__Direction__: Omit all pictures. Copy the rest of the material exactly.

(Collection entries)
★ ★ ★ ★ ★ ★ ★

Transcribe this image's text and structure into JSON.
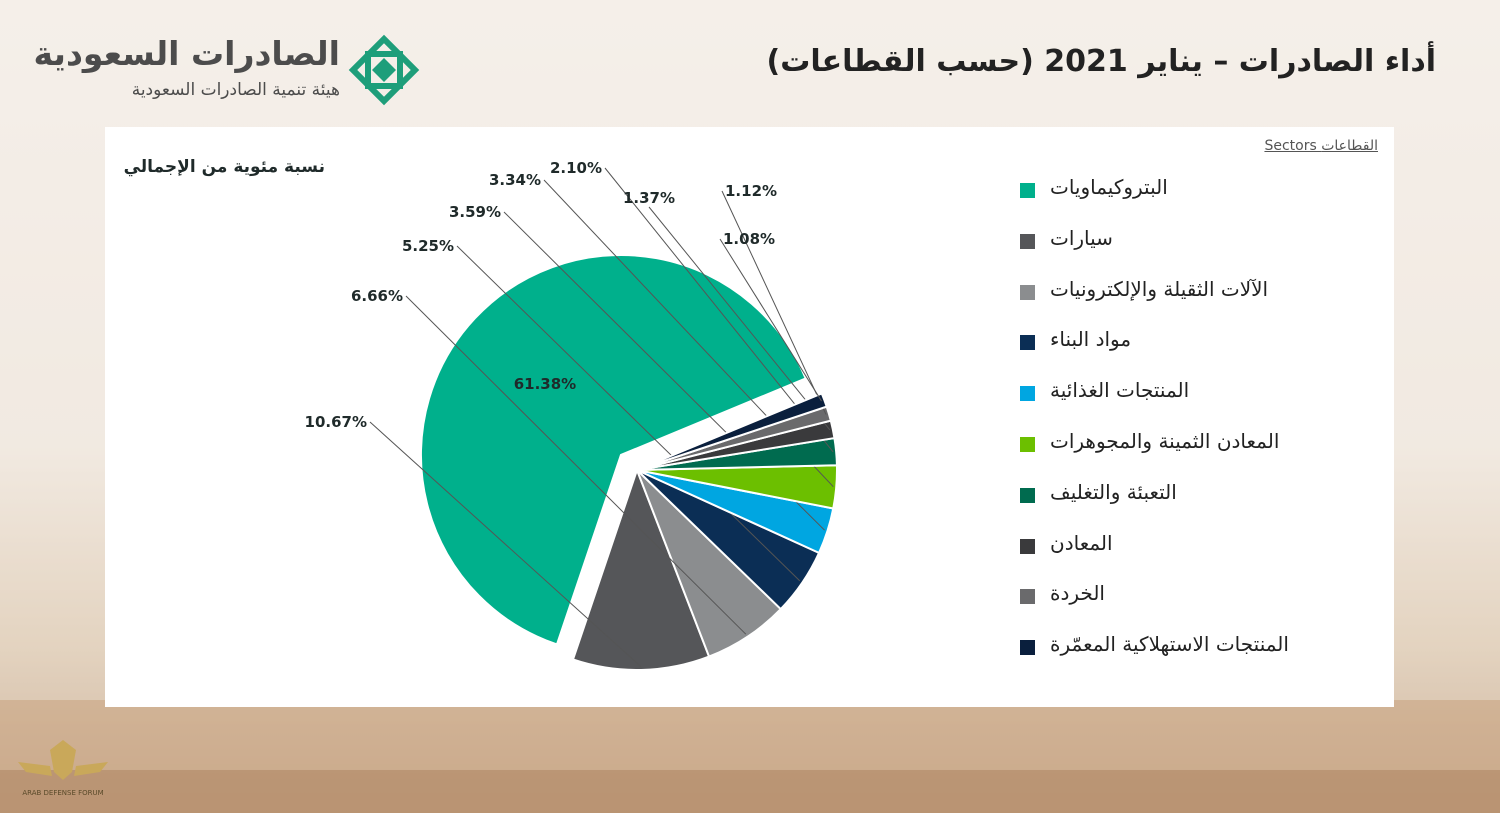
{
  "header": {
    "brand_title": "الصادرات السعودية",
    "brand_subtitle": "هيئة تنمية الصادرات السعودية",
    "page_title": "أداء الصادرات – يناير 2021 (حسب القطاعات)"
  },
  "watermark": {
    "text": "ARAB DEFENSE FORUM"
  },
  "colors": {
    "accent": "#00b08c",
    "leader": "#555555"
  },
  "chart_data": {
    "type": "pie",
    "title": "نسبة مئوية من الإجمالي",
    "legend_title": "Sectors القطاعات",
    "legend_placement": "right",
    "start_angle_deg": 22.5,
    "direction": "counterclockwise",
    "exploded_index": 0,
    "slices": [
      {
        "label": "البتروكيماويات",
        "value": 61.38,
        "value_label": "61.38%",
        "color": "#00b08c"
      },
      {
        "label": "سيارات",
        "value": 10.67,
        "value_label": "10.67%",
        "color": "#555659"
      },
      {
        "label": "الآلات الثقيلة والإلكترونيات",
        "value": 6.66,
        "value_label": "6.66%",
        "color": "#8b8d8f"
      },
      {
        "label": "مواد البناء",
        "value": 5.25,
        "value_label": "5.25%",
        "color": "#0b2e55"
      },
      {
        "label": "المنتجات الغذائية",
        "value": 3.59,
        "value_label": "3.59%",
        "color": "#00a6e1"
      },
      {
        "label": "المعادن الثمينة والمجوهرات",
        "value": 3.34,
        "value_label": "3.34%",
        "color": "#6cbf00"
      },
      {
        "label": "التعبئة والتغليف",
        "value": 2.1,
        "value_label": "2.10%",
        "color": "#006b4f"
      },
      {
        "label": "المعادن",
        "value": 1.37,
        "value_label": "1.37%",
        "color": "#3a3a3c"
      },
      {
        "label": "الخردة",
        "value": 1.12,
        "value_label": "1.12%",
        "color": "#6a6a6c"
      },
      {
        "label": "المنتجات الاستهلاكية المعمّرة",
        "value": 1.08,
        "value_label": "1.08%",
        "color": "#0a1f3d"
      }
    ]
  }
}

★ ★ ★ ★ ★ ★ ★

__Task answer__:
Transcribe this image's text and structure into JSON.
{
  "header": {
    "brand_title": "الصادرات السعودية",
    "brand_subtitle": "هيئة تنمية الصادرات السعودية",
    "page_title": "أداء الصادرات – يناير 2021 (حسب القطاعات)"
  },
  "watermark": {
    "text": "ARAB DEFENSE FORUM"
  },
  "colors": {
    "accent": "#00b08c",
    "leader": "#555555"
  },
  "chart_data": {
    "type": "pie",
    "title": "نسبة مئوية من الإجمالي",
    "legend_title": "Sectors القطاعات",
    "legend_placement": "right",
    "start_angle_deg": 22.5,
    "direction": "counterclockwise",
    "exploded_index": 0,
    "slices": [
      {
        "label": "البتروكيماويات",
        "value": 61.38,
        "value_label": "61.38%",
        "color": "#00b08c"
      },
      {
        "label": "سيارات",
        "value": 10.67,
        "value_label": "10.67%",
        "color": "#555659"
      },
      {
        "label": "الآلات الثقيلة والإلكترونيات",
        "value": 6.66,
        "value_label": "6.66%",
        "color": "#8b8d8f"
      },
      {
        "label": "مواد البناء",
        "value": 5.25,
        "value_label": "5.25%",
        "color": "#0b2e55"
      },
      {
        "label": "المنتجات الغذائية",
        "value": 3.59,
        "value_label": "3.59%",
        "color": "#00a6e1"
      },
      {
        "label": "المعادن الثمينة والمجوهرات",
        "value": 3.34,
        "value_label": "3.34%",
        "color": "#6cbf00"
      },
      {
        "label": "التعبئة والتغليف",
        "value": 2.1,
        "value_label": "2.10%",
        "color": "#006b4f"
      },
      {
        "label": "المعادن",
        "value": 1.37,
        "value_label": "1.37%",
        "color": "#3a3a3c"
      },
      {
        "label": "الخردة",
        "value": 1.12,
        "value_label": "1.12%",
        "color": "#6a6a6c"
      },
      {
        "label": "المنتجات الاستهلاكية المعمّرة",
        "value": 1.08,
        "value_label": "1.08%",
        "color": "#0a1f3d"
      }
    ]
  }
}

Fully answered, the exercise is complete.